**Work to complete**
Filter the entries and keep only the lines where the string "SCALE" appears.

**Material to process**
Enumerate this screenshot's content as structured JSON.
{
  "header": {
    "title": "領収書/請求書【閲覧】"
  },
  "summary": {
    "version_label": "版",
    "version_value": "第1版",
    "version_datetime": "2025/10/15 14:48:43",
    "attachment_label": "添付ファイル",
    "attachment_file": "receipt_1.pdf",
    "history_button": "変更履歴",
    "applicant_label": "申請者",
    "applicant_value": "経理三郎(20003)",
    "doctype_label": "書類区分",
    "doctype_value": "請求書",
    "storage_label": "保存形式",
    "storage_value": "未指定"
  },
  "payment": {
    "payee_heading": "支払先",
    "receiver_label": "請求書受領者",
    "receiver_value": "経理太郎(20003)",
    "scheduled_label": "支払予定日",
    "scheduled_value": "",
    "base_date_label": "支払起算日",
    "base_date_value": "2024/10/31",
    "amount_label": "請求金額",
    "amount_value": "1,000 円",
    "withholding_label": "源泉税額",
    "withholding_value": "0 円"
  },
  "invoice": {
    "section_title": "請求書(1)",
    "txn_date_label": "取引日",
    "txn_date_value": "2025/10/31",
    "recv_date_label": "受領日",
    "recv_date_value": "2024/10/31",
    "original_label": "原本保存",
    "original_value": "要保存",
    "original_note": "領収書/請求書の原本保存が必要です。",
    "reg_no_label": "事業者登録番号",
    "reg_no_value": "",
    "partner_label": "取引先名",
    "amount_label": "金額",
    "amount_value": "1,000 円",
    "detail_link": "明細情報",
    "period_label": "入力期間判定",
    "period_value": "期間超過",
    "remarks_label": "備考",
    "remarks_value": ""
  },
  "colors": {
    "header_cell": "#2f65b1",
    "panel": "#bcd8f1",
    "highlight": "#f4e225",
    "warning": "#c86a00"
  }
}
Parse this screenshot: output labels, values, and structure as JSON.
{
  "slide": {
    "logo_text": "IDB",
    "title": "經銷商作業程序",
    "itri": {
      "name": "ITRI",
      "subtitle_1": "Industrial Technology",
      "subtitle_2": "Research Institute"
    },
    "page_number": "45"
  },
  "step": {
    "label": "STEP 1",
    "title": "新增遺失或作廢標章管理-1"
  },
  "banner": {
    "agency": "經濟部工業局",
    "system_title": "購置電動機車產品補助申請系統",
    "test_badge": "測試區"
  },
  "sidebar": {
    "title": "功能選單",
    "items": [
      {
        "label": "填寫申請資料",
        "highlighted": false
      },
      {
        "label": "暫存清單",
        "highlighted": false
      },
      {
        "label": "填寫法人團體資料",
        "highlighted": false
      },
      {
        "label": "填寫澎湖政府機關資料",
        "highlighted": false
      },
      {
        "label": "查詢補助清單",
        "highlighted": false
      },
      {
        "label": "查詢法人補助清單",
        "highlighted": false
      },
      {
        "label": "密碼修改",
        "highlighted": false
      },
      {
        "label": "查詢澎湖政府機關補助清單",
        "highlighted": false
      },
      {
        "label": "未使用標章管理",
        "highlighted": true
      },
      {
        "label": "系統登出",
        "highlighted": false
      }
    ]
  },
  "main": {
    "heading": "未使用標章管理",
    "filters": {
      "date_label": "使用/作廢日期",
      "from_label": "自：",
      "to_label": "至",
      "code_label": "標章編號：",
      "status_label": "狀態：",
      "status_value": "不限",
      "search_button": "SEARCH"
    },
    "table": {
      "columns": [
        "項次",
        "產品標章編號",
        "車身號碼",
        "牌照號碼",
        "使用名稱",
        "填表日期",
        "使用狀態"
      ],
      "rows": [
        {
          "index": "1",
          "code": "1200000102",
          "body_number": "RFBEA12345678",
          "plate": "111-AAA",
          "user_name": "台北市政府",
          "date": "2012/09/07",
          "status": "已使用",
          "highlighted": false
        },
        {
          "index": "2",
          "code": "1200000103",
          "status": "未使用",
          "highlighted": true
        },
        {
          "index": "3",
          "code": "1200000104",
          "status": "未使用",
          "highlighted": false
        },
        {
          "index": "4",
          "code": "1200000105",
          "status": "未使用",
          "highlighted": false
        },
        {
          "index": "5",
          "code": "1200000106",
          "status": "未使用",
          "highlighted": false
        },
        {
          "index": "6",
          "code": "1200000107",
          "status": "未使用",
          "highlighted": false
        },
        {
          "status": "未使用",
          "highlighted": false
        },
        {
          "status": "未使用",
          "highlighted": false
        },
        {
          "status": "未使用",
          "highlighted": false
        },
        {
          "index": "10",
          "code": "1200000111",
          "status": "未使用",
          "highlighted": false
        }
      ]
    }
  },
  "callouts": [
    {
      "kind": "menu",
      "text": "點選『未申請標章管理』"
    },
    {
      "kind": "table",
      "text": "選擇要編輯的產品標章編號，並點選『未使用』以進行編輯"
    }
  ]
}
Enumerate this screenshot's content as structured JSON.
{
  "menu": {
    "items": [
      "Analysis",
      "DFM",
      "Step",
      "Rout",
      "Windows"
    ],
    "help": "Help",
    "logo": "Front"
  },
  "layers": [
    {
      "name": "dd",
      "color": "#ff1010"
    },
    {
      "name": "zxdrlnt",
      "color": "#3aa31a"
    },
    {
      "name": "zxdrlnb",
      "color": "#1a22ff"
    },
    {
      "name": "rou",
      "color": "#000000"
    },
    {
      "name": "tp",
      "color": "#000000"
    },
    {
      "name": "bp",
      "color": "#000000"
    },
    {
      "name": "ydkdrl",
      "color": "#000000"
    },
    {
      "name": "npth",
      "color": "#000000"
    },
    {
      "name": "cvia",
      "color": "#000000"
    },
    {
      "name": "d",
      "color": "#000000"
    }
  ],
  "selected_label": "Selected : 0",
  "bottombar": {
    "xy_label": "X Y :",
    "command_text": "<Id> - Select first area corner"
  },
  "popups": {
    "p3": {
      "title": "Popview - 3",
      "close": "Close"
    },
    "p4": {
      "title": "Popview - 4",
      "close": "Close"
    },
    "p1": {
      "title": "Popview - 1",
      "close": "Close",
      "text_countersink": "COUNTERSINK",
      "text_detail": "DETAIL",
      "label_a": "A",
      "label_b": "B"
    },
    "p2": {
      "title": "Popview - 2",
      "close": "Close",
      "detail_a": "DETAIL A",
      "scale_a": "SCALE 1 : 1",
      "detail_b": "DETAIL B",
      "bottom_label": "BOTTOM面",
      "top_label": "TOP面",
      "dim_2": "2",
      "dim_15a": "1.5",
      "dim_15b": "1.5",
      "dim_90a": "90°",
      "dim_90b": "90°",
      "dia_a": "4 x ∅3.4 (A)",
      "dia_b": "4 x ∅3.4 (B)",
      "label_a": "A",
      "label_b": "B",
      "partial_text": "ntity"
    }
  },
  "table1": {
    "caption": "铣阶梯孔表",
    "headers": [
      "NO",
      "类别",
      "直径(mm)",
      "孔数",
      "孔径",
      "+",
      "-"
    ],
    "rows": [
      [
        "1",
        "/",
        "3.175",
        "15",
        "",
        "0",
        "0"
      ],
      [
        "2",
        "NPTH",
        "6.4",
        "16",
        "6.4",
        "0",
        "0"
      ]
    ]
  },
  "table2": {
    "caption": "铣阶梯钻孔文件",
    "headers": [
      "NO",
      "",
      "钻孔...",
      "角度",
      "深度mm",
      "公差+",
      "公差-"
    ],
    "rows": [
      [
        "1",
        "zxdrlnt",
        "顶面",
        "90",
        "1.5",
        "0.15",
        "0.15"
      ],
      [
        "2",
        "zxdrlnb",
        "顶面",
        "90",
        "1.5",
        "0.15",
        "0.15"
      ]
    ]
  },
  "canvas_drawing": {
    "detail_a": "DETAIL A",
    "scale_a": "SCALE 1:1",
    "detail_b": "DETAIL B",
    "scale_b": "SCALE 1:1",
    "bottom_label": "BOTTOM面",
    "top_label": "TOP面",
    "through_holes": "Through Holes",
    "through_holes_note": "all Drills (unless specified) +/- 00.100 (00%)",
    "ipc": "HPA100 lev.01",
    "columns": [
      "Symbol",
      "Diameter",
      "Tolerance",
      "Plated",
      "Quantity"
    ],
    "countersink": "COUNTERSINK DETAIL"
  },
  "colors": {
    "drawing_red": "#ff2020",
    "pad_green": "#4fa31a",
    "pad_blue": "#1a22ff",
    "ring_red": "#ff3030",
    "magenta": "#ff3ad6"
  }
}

**Completed exercise**
      "scale_a": "SCALE 1 : 1",
    "scale_a": "SCALE 1:1",
    "scale_b": "SCALE 1:1",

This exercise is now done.